* Records for the exercise *
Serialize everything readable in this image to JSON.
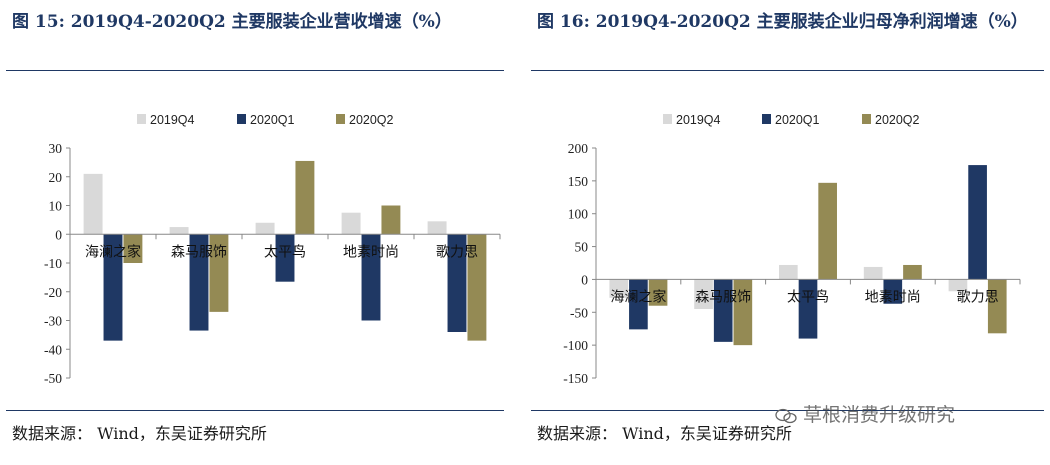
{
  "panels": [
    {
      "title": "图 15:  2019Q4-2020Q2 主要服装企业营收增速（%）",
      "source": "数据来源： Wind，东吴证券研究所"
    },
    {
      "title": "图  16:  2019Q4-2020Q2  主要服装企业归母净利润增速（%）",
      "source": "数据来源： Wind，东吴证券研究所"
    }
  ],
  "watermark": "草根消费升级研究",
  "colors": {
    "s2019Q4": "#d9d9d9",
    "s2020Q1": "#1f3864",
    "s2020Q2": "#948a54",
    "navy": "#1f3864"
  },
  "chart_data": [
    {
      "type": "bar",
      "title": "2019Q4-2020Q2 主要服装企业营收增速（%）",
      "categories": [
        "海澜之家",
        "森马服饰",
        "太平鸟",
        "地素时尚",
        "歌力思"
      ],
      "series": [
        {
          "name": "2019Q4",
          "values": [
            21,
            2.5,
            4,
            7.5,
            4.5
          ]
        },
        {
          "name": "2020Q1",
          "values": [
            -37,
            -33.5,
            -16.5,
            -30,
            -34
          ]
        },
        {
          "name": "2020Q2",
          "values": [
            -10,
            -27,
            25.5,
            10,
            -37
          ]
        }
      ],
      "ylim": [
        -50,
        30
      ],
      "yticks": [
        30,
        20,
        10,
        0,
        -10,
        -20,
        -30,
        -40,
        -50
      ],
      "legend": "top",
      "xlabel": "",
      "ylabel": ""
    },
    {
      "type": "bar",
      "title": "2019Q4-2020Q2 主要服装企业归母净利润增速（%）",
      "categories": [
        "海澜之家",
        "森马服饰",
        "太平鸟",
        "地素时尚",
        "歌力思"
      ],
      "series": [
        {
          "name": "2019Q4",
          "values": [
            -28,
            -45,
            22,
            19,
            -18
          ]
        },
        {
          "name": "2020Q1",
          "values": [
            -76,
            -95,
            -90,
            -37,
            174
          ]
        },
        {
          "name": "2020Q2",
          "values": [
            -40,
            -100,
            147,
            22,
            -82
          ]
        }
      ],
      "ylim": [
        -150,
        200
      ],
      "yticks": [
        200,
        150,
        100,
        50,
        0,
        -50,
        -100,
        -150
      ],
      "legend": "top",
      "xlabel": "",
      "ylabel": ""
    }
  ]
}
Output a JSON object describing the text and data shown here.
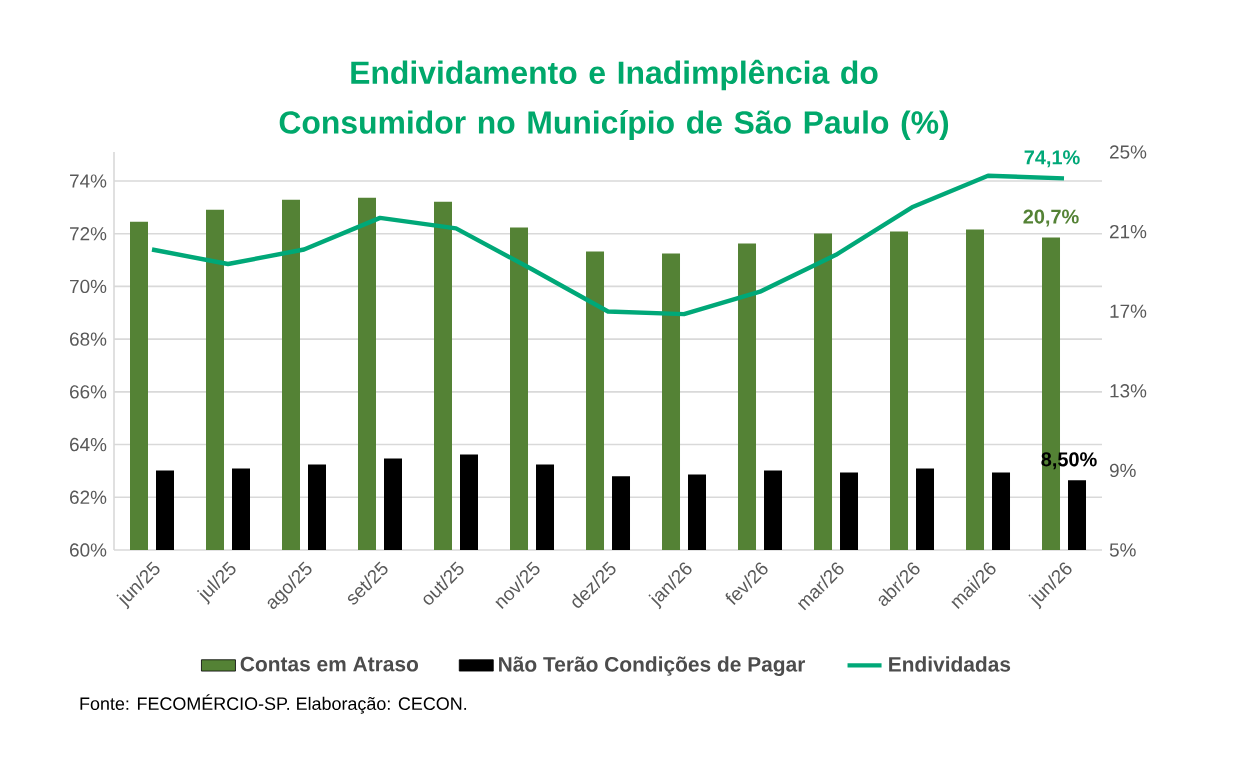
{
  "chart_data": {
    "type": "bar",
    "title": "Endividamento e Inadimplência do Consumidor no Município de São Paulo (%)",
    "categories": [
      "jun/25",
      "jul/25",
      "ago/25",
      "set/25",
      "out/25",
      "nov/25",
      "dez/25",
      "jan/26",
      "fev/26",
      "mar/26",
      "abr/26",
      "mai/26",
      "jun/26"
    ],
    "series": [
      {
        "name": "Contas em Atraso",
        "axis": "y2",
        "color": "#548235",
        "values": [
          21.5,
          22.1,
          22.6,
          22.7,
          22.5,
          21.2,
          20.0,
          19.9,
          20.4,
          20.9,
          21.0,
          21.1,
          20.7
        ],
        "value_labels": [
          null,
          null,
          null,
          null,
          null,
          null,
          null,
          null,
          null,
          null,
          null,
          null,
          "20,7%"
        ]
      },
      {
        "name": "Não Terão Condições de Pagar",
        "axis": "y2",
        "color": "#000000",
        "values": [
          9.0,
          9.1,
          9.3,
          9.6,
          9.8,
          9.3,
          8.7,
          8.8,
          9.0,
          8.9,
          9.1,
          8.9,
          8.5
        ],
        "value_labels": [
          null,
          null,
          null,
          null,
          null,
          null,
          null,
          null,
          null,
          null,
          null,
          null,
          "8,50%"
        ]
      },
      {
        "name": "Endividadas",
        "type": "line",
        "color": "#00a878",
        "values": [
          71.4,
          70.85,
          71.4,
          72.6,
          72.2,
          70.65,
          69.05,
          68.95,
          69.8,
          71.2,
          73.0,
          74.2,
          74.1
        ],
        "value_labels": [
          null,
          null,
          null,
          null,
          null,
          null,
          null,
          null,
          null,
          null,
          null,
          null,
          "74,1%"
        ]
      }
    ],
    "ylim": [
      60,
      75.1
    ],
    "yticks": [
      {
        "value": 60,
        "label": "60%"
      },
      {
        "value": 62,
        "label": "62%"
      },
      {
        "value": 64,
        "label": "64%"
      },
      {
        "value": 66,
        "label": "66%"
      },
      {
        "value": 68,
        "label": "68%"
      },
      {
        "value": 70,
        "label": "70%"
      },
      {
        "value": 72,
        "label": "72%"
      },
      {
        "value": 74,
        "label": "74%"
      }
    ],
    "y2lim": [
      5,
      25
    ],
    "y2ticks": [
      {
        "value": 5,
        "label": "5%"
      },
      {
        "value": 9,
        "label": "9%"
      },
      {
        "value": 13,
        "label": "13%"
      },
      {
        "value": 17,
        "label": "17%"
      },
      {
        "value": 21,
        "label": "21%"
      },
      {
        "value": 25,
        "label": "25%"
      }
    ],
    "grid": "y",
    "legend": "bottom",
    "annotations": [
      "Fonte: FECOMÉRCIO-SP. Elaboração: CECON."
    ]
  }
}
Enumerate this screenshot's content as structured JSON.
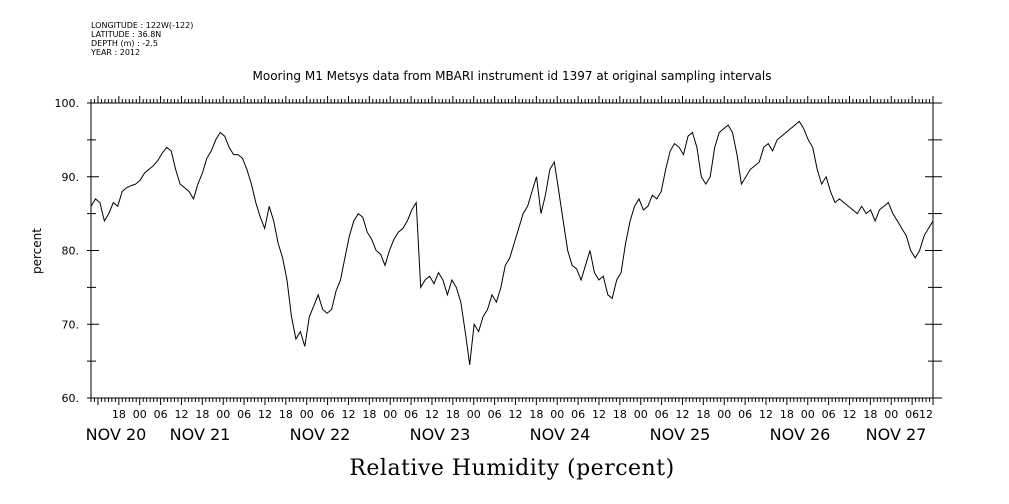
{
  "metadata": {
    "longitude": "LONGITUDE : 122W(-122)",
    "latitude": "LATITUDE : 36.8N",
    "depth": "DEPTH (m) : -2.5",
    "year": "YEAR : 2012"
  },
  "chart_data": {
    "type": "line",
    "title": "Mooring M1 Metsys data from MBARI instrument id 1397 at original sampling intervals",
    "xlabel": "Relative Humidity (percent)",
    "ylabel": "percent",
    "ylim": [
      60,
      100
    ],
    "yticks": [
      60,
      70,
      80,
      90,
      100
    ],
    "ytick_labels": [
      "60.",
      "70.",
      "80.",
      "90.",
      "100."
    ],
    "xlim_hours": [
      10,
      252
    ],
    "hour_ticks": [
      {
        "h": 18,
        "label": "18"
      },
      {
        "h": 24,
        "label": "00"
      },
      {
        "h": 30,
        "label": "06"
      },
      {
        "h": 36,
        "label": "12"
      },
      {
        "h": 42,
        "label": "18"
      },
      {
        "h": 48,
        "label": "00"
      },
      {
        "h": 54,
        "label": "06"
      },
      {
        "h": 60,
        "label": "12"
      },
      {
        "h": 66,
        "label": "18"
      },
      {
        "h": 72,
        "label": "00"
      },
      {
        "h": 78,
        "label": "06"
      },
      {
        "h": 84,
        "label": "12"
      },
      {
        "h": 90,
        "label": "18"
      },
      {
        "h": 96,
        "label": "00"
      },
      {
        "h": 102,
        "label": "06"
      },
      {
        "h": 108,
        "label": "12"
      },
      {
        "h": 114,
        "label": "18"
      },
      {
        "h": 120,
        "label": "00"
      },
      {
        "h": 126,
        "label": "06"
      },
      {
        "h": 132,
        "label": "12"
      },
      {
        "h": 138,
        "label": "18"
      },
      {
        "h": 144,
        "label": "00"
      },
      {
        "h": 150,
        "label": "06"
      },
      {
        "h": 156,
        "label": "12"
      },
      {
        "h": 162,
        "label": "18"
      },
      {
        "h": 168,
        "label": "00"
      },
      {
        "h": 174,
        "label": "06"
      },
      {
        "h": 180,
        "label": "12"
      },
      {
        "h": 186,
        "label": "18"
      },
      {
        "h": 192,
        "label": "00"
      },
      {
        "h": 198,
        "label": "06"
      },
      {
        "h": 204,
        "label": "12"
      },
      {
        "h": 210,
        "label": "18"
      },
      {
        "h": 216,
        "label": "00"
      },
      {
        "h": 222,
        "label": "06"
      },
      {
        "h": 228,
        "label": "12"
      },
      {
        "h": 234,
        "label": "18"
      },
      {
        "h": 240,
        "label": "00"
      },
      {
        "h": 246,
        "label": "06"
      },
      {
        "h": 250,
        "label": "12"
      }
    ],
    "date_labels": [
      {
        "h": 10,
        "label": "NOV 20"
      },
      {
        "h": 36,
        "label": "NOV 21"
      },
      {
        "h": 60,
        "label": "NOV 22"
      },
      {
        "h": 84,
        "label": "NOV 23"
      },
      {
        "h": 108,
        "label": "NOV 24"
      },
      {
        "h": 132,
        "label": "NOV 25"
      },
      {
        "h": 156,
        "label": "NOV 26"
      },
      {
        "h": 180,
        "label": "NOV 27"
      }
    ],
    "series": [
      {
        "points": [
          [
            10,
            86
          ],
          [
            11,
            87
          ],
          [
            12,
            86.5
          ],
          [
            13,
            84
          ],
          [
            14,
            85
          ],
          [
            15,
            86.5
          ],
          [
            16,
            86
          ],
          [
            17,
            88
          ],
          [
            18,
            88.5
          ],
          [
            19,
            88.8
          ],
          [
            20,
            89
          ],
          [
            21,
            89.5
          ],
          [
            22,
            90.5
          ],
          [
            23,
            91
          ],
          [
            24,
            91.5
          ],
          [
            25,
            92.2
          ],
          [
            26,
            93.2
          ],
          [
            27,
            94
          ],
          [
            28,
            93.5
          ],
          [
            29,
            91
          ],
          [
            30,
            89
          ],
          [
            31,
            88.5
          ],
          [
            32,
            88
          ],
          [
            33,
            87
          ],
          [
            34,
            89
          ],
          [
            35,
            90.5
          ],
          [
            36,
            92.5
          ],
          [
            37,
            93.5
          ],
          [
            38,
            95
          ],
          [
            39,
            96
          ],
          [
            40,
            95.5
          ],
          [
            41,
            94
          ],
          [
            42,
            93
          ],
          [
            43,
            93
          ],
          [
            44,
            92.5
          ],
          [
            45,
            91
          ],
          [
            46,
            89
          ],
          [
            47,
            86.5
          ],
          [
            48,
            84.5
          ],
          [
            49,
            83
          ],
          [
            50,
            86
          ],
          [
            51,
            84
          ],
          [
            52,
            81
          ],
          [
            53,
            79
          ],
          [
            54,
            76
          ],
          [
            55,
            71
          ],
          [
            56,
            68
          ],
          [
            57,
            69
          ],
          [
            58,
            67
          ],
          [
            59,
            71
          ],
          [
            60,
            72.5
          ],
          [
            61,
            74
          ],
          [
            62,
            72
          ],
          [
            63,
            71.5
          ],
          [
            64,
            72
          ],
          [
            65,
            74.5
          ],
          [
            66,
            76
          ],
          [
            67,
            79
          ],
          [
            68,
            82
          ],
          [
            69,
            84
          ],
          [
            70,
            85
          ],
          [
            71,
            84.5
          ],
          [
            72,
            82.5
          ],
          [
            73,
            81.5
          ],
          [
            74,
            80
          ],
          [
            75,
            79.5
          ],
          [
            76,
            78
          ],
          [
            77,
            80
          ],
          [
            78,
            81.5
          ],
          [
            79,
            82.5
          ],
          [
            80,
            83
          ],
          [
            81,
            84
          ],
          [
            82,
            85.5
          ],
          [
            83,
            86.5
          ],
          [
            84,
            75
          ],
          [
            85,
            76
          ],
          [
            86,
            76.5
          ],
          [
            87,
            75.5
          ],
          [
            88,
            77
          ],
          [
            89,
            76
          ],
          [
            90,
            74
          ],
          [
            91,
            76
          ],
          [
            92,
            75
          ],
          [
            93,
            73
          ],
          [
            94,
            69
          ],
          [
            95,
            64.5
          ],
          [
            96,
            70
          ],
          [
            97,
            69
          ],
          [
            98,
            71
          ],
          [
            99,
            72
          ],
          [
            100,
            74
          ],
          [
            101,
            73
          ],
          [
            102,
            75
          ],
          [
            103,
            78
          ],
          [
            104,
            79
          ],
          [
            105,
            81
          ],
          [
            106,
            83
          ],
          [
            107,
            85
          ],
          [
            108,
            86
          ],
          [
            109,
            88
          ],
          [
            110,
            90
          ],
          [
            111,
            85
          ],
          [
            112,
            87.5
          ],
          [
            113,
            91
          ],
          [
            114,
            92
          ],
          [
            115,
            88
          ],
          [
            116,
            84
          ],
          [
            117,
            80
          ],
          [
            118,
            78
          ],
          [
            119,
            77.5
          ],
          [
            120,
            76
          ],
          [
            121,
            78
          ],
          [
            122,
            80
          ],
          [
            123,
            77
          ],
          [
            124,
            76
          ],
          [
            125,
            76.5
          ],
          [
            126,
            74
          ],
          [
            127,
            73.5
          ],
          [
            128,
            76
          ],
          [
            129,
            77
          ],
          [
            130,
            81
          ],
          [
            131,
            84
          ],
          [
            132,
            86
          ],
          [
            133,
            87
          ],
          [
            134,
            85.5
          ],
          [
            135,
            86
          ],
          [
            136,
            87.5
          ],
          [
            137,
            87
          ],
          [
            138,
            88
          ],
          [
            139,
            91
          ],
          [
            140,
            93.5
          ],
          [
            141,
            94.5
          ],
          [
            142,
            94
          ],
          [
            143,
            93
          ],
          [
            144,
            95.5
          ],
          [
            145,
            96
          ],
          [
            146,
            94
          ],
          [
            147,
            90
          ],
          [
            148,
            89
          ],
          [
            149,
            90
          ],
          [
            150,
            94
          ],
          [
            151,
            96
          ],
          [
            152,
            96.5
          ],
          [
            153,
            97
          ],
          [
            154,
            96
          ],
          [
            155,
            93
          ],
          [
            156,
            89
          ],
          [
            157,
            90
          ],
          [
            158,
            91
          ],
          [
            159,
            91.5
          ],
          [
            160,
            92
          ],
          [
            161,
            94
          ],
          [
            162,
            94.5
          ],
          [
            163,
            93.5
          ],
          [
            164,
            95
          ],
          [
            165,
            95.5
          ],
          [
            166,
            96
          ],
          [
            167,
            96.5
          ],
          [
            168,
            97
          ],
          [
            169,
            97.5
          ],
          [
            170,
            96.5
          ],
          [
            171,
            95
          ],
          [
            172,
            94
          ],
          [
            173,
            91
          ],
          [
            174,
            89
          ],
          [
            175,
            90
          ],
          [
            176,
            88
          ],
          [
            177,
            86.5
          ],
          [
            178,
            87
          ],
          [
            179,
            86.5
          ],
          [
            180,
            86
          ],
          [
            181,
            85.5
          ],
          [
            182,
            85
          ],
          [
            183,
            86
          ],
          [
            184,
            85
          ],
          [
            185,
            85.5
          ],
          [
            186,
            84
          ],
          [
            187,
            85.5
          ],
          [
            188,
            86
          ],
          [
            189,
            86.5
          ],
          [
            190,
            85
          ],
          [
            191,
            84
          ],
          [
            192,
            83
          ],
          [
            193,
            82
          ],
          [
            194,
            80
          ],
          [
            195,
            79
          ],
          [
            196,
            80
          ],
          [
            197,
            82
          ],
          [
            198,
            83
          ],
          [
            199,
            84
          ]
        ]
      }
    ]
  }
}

* Requirements *
Look through the material and copy each line that has "percent".

* Finished task *
    "xlabel": "Relative Humidity (percent)",
    "ylabel": "percent",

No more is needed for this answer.